Set exercise. Transcribe the records below in full; pictures stay out of the copy.

-- start Listed records --

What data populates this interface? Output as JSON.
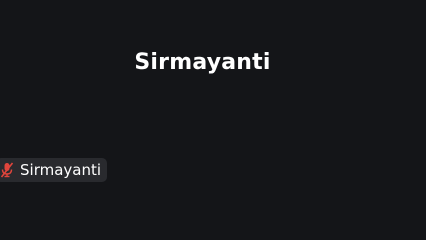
{
  "participant": {
    "display_name": "Sirmayanti",
    "tag_label": "Sirmayanti",
    "mic_status_icon": "mic-muted-icon",
    "mic_icon_color": "#e0453c"
  }
}
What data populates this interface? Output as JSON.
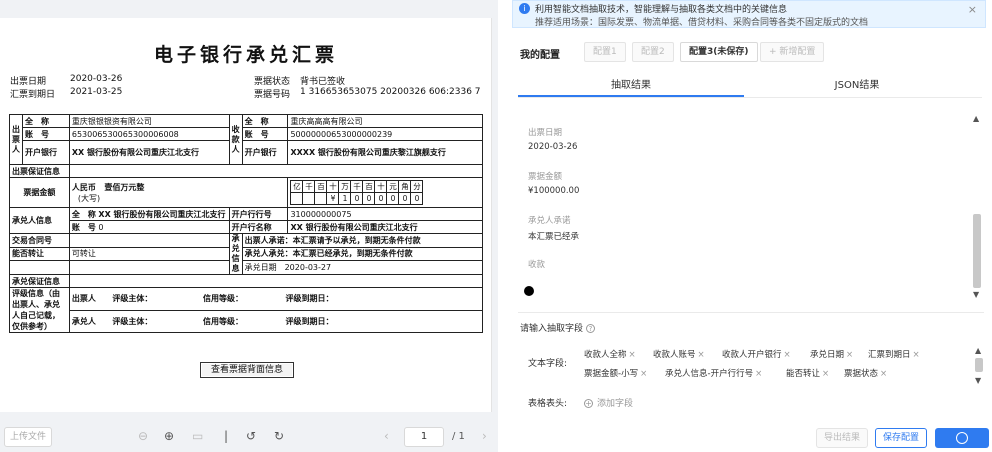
{
  "document": {
    "title": "电子银行承兑汇票",
    "issue_date_label": "出票日期",
    "issue_date": "2020-03-26",
    "due_date_label": "汇票到期日",
    "due_date": "2021-03-25",
    "status_label": "票据状态",
    "status_value": "背书已签收",
    "bill_no_label": "票据号码",
    "bill_no": "1 316653653075 20200326 606:2336 7",
    "drawer_header": "出票人",
    "payee_header": "收款人",
    "full_name_label": "全　称",
    "account_label": "账　号",
    "bank_label": "开户银行",
    "drawer_name": "重庆银银银资有限公司",
    "drawer_account": "653006530065300006008",
    "drawer_bank": "XX 银行股份有限公司重庆江北支行",
    "payee_name": "重庆高高高有限公司",
    "payee_account": "50000000653000000239",
    "payee_bank": "XXXX 银行股份有限公司重庆黎江旗舰支行",
    "guarantee_label": "出票保证信息",
    "amount_label": "票据金额",
    "amount_currency": "人民币",
    "amount_currency_sub": "(大写)",
    "amount_words": "壹佰万元整",
    "digit_headers": [
      "亿",
      "千",
      "百",
      "十",
      "万",
      "千",
      "百",
      "十",
      "元",
      "角",
      "分"
    ],
    "digit_values": [
      "",
      "",
      "",
      "¥",
      "1",
      "0",
      "0",
      "0",
      "0",
      "0",
      "0"
    ],
    "acceptor_label": "承兑人信息",
    "acceptor_full_name_label": "全　称",
    "acceptor_name": "XX 银行股份有限公司重庆江北支行",
    "acceptor_account_label": "账　号",
    "acceptor_account": "0",
    "bank_no_label": "开户行行号",
    "bank_no": "310000000075",
    "bank_name_label": "开户行名称",
    "bank_name": "XX 银行股份有限公司重庆江北支行",
    "contract_label": "交易合同号",
    "transfer_label": "能否转让",
    "transfer_value": "可转让",
    "accept_info_label": "承兑信息",
    "drawer_promise": "出票人承诺：本汇票请予以承兑，到期无条件付款",
    "acceptor_promise": "承兑人承兑：本汇票已经承兑，到期无条件付款",
    "accept_date": "承兑日期　2020-03-27",
    "acceptor_guarantee_label": "承兑保证信息",
    "rating_label": "评级信息（由出票人、承兑人自己记载，仅供参考）",
    "rating_drawer": "出票人",
    "rating_acceptor": "承兑人",
    "rating_subject": "评级主体：",
    "rating_level": "信用等级：",
    "rating_due": "评级到期日：",
    "back_button": "查看票据背面信息"
  },
  "viewer": {
    "upload_button": "上传文件",
    "page_current": "1",
    "page_total": "/ 1"
  },
  "tip": {
    "line1": "利用智能文档抽取技术，智能理解与抽取各类文档中的关键信息",
    "line2": "推荐适用场景：国际发票、物流单据、借贷材料、采购合同等各类不固定版式的文档"
  },
  "config": {
    "label": "我的配置",
    "tabs": [
      "配置1",
      "配置2",
      "配置3(未保存)",
      "+ 新增配置"
    ]
  },
  "result_tabs": [
    "抽取结果",
    "JSON结果"
  ],
  "results": [
    {
      "label": "出票日期",
      "value": "2020-03-26"
    },
    {
      "label": "票据金额",
      "value": "¥100000.00"
    },
    {
      "label": "承兑人承诺",
      "value": "本汇票已经承"
    },
    {
      "label": "收款",
      "value": ""
    }
  ],
  "fields": {
    "title": "请输入抽取字段",
    "text_label": "文本字段:",
    "chips": [
      "收款人全称",
      "收款人账号",
      "收款人开户银行",
      "承兑日期",
      "汇票到期日",
      "票据金额-小写",
      "承兑人信息-开户行行号",
      "能否转让",
      "票据状态"
    ],
    "table_label": "表格表头:",
    "add_field": "添加字段"
  },
  "actions": {
    "export": "导出结果",
    "save": "保存配置"
  }
}
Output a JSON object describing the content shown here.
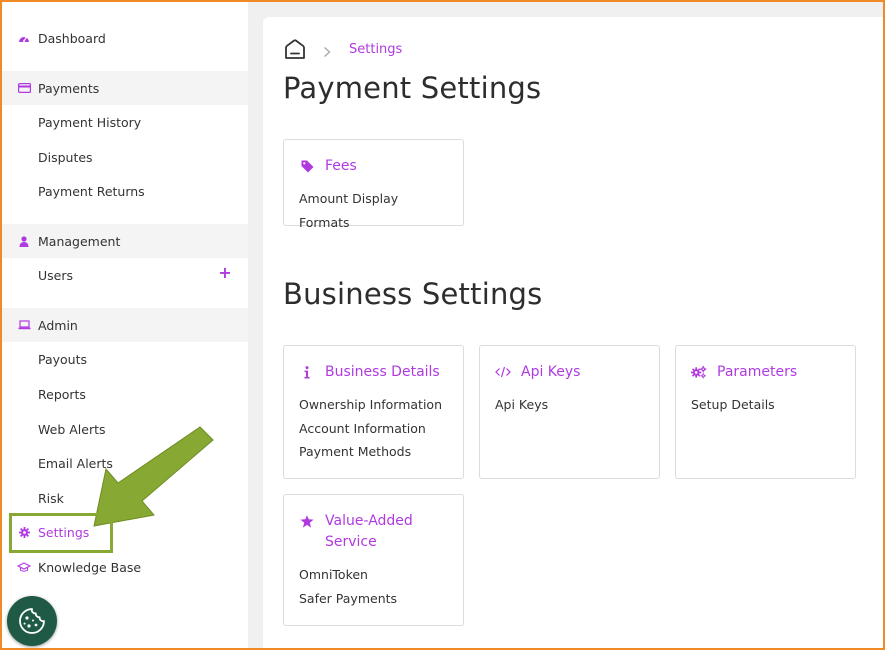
{
  "sidebar": {
    "items": [
      {
        "label": "Dashboard",
        "icon": "dashboard-icon"
      },
      {
        "label": "Payments",
        "icon": "credit-card-icon"
      },
      {
        "label": "Payment History"
      },
      {
        "label": "Disputes"
      },
      {
        "label": "Payment Returns"
      },
      {
        "label": "Management",
        "icon": "user-icon"
      },
      {
        "label": "Users"
      },
      {
        "label": "Admin",
        "icon": "laptop-icon"
      },
      {
        "label": "Payouts"
      },
      {
        "label": "Reports"
      },
      {
        "label": "Web Alerts"
      },
      {
        "label": "Email Alerts"
      },
      {
        "label": "Risk"
      },
      {
        "label": "Settings",
        "icon": "gear-icon"
      },
      {
        "label": "Knowledge Base",
        "icon": "graduation-cap-icon"
      }
    ],
    "users_add": "+"
  },
  "breadcrumb": {
    "current": "Settings"
  },
  "sections": [
    {
      "title": "Payment Settings"
    },
    {
      "title": "Business Settings"
    }
  ],
  "cards": [
    {
      "title": "Fees",
      "icon": "tag-icon",
      "links": [
        "Amount Display Formats"
      ]
    },
    {
      "title": "Business Details",
      "icon": "info-icon",
      "links": [
        "Ownership Information",
        "Account Information",
        "Payment Methods"
      ]
    },
    {
      "title": "Api Keys",
      "icon": "code-icon",
      "links": [
        "Api Keys"
      ]
    },
    {
      "title": "Parameters",
      "icon": "gears-icon",
      "links": [
        "Setup Details"
      ]
    },
    {
      "title": "Value-Added Service",
      "icon": "star-icon",
      "links": [
        "OmniToken",
        "Safer Payments"
      ]
    }
  ],
  "colors": {
    "accent": "#b03ae0",
    "highlight": "#87a832",
    "frame": "#f08a24",
    "cookie_button": "#1e5a45"
  }
}
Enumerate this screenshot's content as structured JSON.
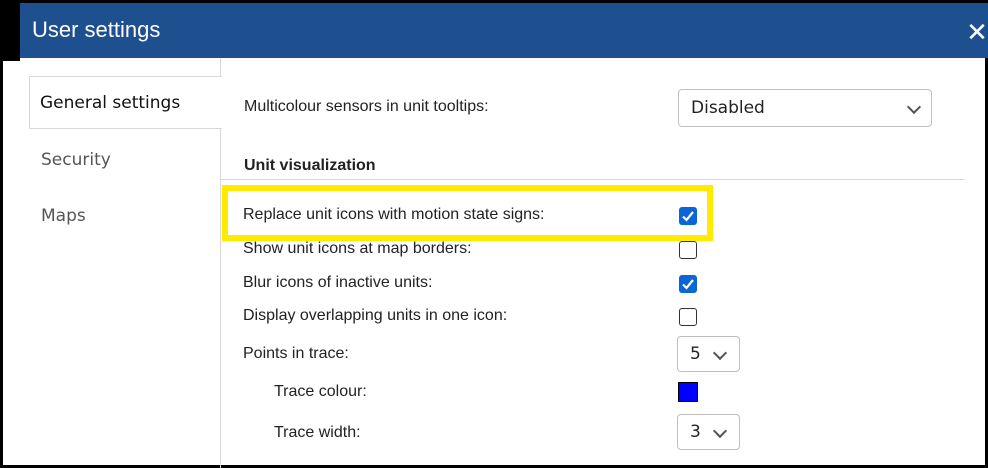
{
  "window": {
    "title": "User settings",
    "close_label": "✕"
  },
  "sidebar": {
    "items": [
      {
        "label": "General settings"
      },
      {
        "label": "Security"
      },
      {
        "label": "Maps"
      }
    ]
  },
  "general": {
    "multicolour_label": "Multicolour sensors in unit tooltips:",
    "multicolour_value": "Disabled",
    "section_title": "Unit visualization",
    "rows": {
      "replace_icons": {
        "label": "Replace unit icons with motion state signs:",
        "checked": true
      },
      "map_borders": {
        "label": "Show unit icons at map borders:",
        "checked": false
      },
      "blur_inactive": {
        "label": "Blur icons of inactive units:",
        "checked": true
      },
      "overlapping": {
        "label": "Display overlapping units in one icon:",
        "checked": false
      }
    },
    "points_label": "Points in trace:",
    "points_value": "5",
    "trace_colour_label": "Trace colour:",
    "trace_colour": "#0000ff",
    "trace_width_label": "Trace width:",
    "trace_width_value": "3"
  },
  "colors": {
    "titlebar": "#1e4f8f",
    "checkbox_on": "#0a66d6",
    "highlight": "#ffea00"
  }
}
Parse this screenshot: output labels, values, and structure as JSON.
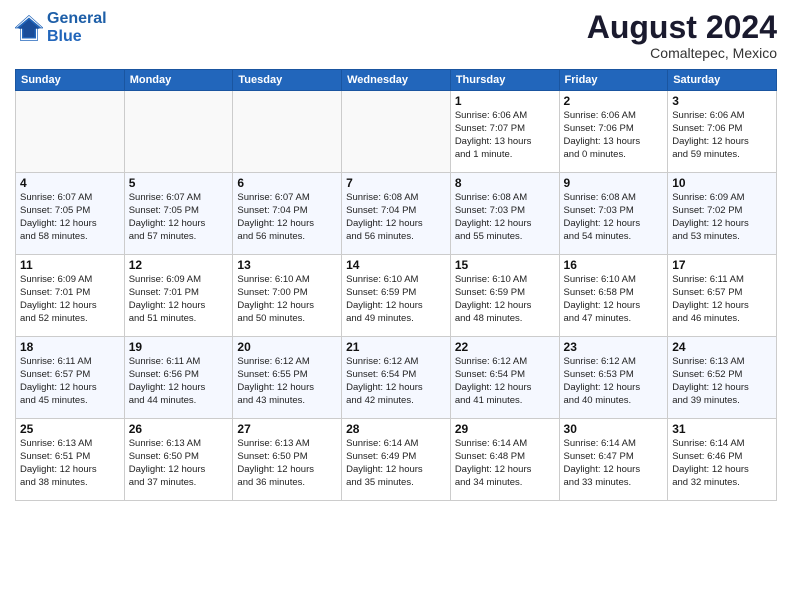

-- end Listed records --

Solution for this task.
What data populates this interface? Output as JSON.
{
  "participant": {
    "display_name": "Sirmayanti",
    "tag_label": "Sirmayanti",
    "mic_status_icon": "mic-muted-icon",
    "mic_icon_color": "#e0453c"
  }
}
What data populates this interface? Output as JSON.
{
  "document": {
    "title": "电子银行承兑汇票",
    "issue_date_label": "出票日期",
    "issue_date": "2020-03-26",
    "due_date_label": "汇票到期日",
    "due_date": "2021-03-25",
    "status_label": "票据状态",
    "status_value": "背书已签收",
    "bill_no_label": "票据号码",
    "bill_no": "1 316653653075 20200326 606:2336 7",
    "drawer_header": "出票人",
    "payee_header": "收款人",
    "full_name_label": "全　称",
    "account_label": "账　号",
    "bank_label": "开户银行",
    "drawer_name": "重庆银银银资有限公司",
    "drawer_account": "653006530065300006008",
    "drawer_bank": "XX 银行股份有限公司重庆江北支行",
    "payee_name": "重庆高高高有限公司",
    "payee_account": "50000000653000000239",
    "payee_bank": "XXXX 银行股份有限公司重庆黎江旗舰支行",
    "guarantee_label": "出票保证信息",
    "amount_label": "票据金额",
    "amount_currency": "人民币",
    "amount_currency_sub": "(大写)",
    "amount_words": "壹佰万元整",
    "digit_headers": [
      "亿",
      "千",
      "百",
      "十",
      "万",
      "千",
      "百",
      "十",
      "元",
      "角",
      "分"
    ],
    "digit_values": [
      "",
      "",
      "",
      "¥",
      "1",
      "0",
      "0",
      "0",
      "0",
      "0",
      "0"
    ],
    "acceptor_label": "承兑人信息",
    "acceptor_full_name_label": "全　称",
    "acceptor_name": "XX 银行股份有限公司重庆江北支行",
    "acceptor_account_label": "账　号",
    "acceptor_account": "0",
    "bank_no_label": "开户行行号",
    "bank_no": "310000000075",
    "bank_name_label": "开户行名称",
    "bank_name": "XX 银行股份有限公司重庆江北支行",
    "contract_label": "交易合同号",
    "transfer_label": "能否转让",
    "transfer_value": "可转让",
    "accept_info_label": "承兑信息",
    "drawer_promise": "出票人承诺：本汇票请予以承兑，到期无条件付款",
    "acceptor_promise": "承兑人承兑：本汇票已经承兑，到期无条件付款",
    "accept_date": "承兑日期　2020-03-27",
    "acceptor_guarantee_label": "承兑保证信息",
    "rating_label": "评级信息（由出票人、承兑人自己记载，仅供参考）",
    "rating_drawer": "出票人",
    "rating_acceptor": "承兑人",
    "rating_subject": "评级主体：",
    "rating_level": "信用等级：",
    "rating_due": "评级到期日：",
    "back_button": "查看票据背面信息"
  },
  "viewer": {
    "upload_button": "上传文件",
    "page_current": "1",
    "page_total": "/ 1"
  },
  "tip": {
    "line1": "利用智能文档抽取技术，智能理解与抽取各类文档中的关键信息",
    "line2": "推荐适用场景：国际发票、物流单据、借贷材料、采购合同等各类不固定版式的文档"
  },
  "config": {
    "label": "我的配置",
    "tabs": [
      "配置1",
      "配置2",
      "配置3(未保存)",
      "+ 新增配置"
    ]
  },
  "result_tabs": [
    "抽取结果",
    "JSON结果"
  ],
  "results": [
    {
      "label": "出票日期",
      "value": "2020-03-26"
    },
    {
      "label": "票据金额",
      "value": "¥100000.00"
    },
    {
      "label": "承兑人承诺",
      "value": "本汇票已经承"
    },
    {
      "label": "收款",
      "value": ""
    }
  ],
  "fields": {
    "title": "请输入抽取字段",
    "text_label": "文本字段:",
    "chips": [
      "收款人全称",
      "收款人账号",
      "收款人开户银行",
      "承兑日期",
      "汇票到期日",
      "票据金额-小写",
      "承兑人信息-开户行行号",
      "能否转让",
      "票据状态"
    ],
    "table_label": "表格表头:",
    "add_field": "添加字段"
  },
  "actions": {
    "export": "导出结果",
    "save": "保存配置"
  }
}
Output a JSON object describing the content shown here.
{
  "sidebar": {
    "items": [
      {
        "label": "Dashboard",
        "icon": "dashboard-icon"
      },
      {
        "label": "Payments",
        "icon": "credit-card-icon"
      },
      {
        "label": "Payment History"
      },
      {
        "label": "Disputes"
      },
      {
        "label": "Payment Returns"
      },
      {
        "label": "Management",
        "icon": "user-icon"
      },
      {
        "label": "Users"
      },
      {
        "label": "Admin",
        "icon": "laptop-icon"
      },
      {
        "label": "Payouts"
      },
      {
        "label": "Reports"
      },
      {
        "label": "Web Alerts"
      },
      {
        "label": "Email Alerts"
      },
      {
        "label": "Risk"
      },
      {
        "label": "Settings",
        "icon": "gear-icon"
      },
      {
        "label": "Knowledge Base",
        "icon": "graduation-cap-icon"
      }
    ],
    "users_add": "+"
  },
  "breadcrumb": {
    "current": "Settings"
  },
  "sections": [
    {
      "title": "Payment Settings"
    },
    {
      "title": "Business Settings"
    }
  ],
  "cards": [
    {
      "title": "Fees",
      "icon": "tag-icon",
      "links": [
        "Amount Display Formats"
      ]
    },
    {
      "title": "Business Details",
      "icon": "info-icon",
      "links": [
        "Ownership Information",
        "Account Information",
        "Payment Methods"
      ]
    },
    {
      "title": "Api Keys",
      "icon": "code-icon",
      "links": [
        "Api Keys"
      ]
    },
    {
      "title": "Parameters",
      "icon": "gears-icon",
      "links": [
        "Setup Details"
      ]
    },
    {
      "title": "Value-Added Service",
      "icon": "star-icon",
      "links": [
        "OmniToken",
        "Safer Payments"
      ]
    }
  ],
  "colors": {
    "accent": "#b03ae0",
    "highlight": "#87a832",
    "frame": "#f08a24",
    "cookie_button": "#1e5a45"
  }
}
Enumerate this screenshot's content as structured JSON.
{
  "window": {
    "title": "User settings",
    "close_label": "✕"
  },
  "sidebar": {
    "items": [
      {
        "label": "General settings"
      },
      {
        "label": "Security"
      },
      {
        "label": "Maps"
      }
    ]
  },
  "general": {
    "multicolour_label": "Multicolour sensors in unit tooltips:",
    "multicolour_value": "Disabled",
    "section_title": "Unit visualization",
    "rows": {
      "replace_icons": {
        "label": "Replace unit icons with motion state signs:",
        "checked": true
      },
      "map_borders": {
        "label": "Show unit icons at map borders:",
        "checked": false
      },
      "blur_inactive": {
        "label": "Blur icons of inactive units:",
        "checked": true
      },
      "overlapping": {
        "label": "Display overlapping units in one icon:",
        "checked": false
      }
    },
    "points_label": "Points in trace:",
    "points_value": "5",
    "trace_colour_label": "Trace colour:",
    "trace_colour": "#0000ff",
    "trace_width_label": "Trace width:",
    "trace_width_value": "3"
  },
  "colors": {
    "titlebar": "#1e4f8f",
    "checkbox_on": "#0a66d6",
    "highlight": "#ffea00"
  }
}
Parse this screenshot: output labels, values, and structure as JSON.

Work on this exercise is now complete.